**STATED GOAL**
Using the listing below, copy every line that mentions "ermittelten".

**INPUT ROWS**

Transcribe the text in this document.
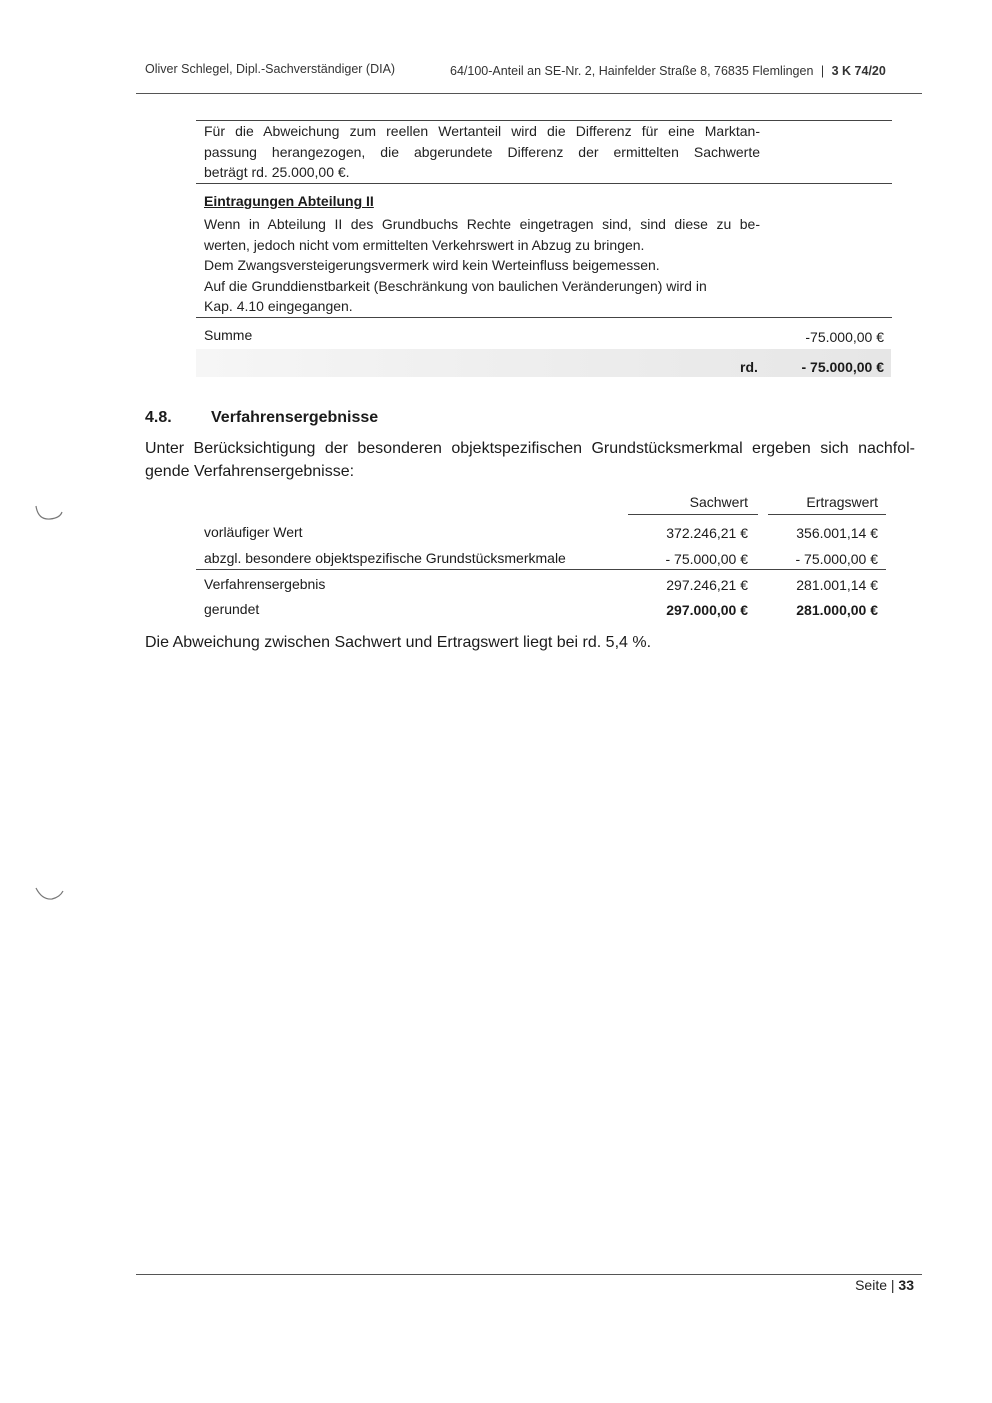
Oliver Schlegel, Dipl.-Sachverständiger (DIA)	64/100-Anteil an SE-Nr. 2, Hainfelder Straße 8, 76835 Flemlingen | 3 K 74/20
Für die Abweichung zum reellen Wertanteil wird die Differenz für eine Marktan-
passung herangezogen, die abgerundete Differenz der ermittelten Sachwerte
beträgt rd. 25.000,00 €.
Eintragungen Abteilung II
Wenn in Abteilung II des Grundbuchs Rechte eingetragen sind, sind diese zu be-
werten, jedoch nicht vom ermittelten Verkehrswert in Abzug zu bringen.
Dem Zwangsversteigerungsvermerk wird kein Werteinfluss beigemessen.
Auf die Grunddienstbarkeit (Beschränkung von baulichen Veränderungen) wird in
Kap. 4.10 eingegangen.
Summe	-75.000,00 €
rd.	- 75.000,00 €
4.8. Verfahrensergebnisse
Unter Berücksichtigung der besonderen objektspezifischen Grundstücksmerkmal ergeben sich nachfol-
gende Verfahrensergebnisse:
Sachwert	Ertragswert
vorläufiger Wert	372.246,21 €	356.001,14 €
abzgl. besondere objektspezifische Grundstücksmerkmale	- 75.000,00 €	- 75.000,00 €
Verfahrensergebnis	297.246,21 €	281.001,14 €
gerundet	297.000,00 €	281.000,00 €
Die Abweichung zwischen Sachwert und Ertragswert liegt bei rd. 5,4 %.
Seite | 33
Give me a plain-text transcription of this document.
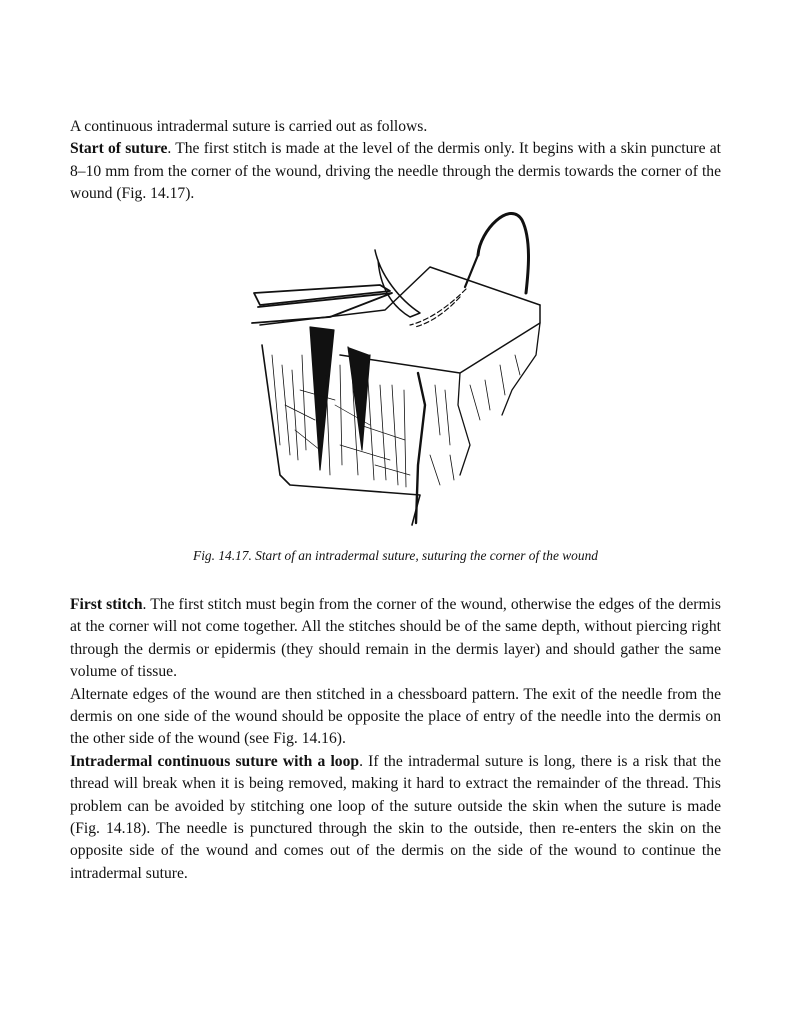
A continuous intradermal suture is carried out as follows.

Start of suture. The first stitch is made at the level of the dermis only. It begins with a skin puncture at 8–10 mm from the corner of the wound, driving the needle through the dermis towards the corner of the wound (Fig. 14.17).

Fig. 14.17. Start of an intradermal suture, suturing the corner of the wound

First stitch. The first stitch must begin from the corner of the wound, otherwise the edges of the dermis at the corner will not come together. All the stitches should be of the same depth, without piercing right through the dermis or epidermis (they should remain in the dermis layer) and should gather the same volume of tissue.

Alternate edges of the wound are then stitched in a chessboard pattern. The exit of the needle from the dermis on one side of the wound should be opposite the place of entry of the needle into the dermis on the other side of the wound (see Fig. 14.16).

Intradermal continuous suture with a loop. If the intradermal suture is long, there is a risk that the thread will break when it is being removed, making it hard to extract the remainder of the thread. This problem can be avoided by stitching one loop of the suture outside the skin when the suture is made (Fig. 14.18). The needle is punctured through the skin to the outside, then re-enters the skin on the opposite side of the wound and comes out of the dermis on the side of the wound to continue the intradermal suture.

--

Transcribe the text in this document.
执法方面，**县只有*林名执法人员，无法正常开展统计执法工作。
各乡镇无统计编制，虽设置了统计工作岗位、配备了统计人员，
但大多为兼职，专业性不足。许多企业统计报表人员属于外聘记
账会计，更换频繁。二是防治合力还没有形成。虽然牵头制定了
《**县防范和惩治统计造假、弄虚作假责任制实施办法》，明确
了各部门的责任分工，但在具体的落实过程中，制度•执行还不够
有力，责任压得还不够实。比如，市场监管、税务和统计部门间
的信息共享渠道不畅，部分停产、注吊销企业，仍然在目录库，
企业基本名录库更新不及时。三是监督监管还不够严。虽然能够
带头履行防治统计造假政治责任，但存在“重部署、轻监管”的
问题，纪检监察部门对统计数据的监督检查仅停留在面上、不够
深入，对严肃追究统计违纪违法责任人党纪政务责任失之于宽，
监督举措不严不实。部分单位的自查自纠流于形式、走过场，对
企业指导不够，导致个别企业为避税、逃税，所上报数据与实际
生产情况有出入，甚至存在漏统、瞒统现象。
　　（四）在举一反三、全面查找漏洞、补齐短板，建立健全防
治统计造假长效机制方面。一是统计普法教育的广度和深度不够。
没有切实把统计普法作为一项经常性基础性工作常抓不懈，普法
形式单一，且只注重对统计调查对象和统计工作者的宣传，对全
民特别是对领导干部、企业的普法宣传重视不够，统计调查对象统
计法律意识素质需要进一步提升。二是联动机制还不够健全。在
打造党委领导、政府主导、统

**SOLUTION TO THE PROBLEM**
passung herangezogen, die abgerundete Differenz der ermittelten Sachwerte
werten, jedoch nicht vom ermittelten Verkehrswert in Abzug zu bringen.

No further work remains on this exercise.